* **Problem to work on**: Every entry needs to be printed exactly, please.

┄┄┄┄┄┄

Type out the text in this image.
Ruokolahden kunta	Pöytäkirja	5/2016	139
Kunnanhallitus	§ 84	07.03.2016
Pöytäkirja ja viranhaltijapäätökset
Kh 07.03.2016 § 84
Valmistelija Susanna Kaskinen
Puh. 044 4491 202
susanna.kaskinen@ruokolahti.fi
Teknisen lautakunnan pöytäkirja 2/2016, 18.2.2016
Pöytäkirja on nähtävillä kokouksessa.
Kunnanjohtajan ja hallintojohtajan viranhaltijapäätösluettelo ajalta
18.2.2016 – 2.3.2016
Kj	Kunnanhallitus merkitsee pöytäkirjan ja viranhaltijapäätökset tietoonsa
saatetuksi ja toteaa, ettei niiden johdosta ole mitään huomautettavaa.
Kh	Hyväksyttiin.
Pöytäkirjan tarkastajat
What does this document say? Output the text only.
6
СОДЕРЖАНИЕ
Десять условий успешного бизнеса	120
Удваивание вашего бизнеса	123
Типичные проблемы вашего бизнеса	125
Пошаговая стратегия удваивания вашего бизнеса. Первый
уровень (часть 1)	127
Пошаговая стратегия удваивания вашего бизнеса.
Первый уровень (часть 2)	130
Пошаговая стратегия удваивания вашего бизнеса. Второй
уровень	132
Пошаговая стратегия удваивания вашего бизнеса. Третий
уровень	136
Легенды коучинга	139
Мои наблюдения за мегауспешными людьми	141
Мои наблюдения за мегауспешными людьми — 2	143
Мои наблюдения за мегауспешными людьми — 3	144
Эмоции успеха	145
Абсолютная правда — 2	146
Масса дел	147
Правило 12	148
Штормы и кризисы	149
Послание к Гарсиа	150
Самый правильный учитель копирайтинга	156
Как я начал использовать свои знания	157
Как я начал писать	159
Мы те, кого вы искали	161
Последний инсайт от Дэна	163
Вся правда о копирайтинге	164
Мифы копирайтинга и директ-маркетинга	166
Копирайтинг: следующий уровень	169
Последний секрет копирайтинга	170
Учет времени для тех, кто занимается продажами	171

┄┄┄┄┄┄

* **Task output**:
Type out the text in this image.
Ruokolahden kunta	Pöytäkirja	5/2016	139
Kunnanhallitus	§ 84	07.03.2016
Pöytäkirja ja viranhaltijapäätökset
Kh 07.03.2016 § 84
Valmistelija Susanna Kaskinen
Puh. 044 4491 202
susanna.kaskinen@ruokolahti.fi
Teknisen lautakunnan pöytäkirja 2/2016, 18.2.2016
Pöytäkirja on nähtävillä kokouksessa.
Kunnanjohtajan ja hallintojohtajan viranhaltijapäätösluettelo ajalta
18.2.2016 – 2.3.2016
Kj	Kunnanhallitus merkitsee pöytäkirjan ja viranhaltijapäätökset tietoonsa
saatetuksi ja toteaa, ettei niiden johdosta ole mitään huomautettavaa.
Kh	Hyväksyttiin.
Pöytäkirjan tarkastajat
What does this document say? Output the text only.
6
СОДЕРЖАНИЕ
Десять условий успешного бизнеса	120
Удваивание вашего бизнеса	123
Типичные проблемы вашего бизнеса	125
Пошаговая стратегия удваивания вашего бизнеса. Первый
уровень (часть 1)	127
Пошаговая стратегия удваивания вашего бизнеса.
Первый уровень (часть 2)	130
Пошаговая стратегия удваивания вашего бизнеса. Второй
уровень	132
Пошаговая стратегия удваивания вашего бизнеса. Третий
уровень	136
Легенды коучинга	139
Мои наблюдения за мегауспешными людьми	141
Мои наблюдения за мегауспешными людьми — 2	143
Мои наблюдения за мегауспешными людьми — 3	144
Эмоции успеха	145
Абсолютная правда — 2	146
Масса дел	147
Правило 12	148
Штормы и кризисы	149
Послание к Гарсиа	150
Самый правильный учитель копирайтинга	156
Как я начал использовать свои знания	157
Как я начал писать	159
Мы те, кого вы искали	161
Последний инсайт от Дэна	163
Вся правда о копирайтинге	164
Мифы копирайтинга и директ-маркетинга	166
Копирайтинг: следующий уровень	169
Последний секрет копирайтинга	170
Учет времени для тех, кто занимается продажами	171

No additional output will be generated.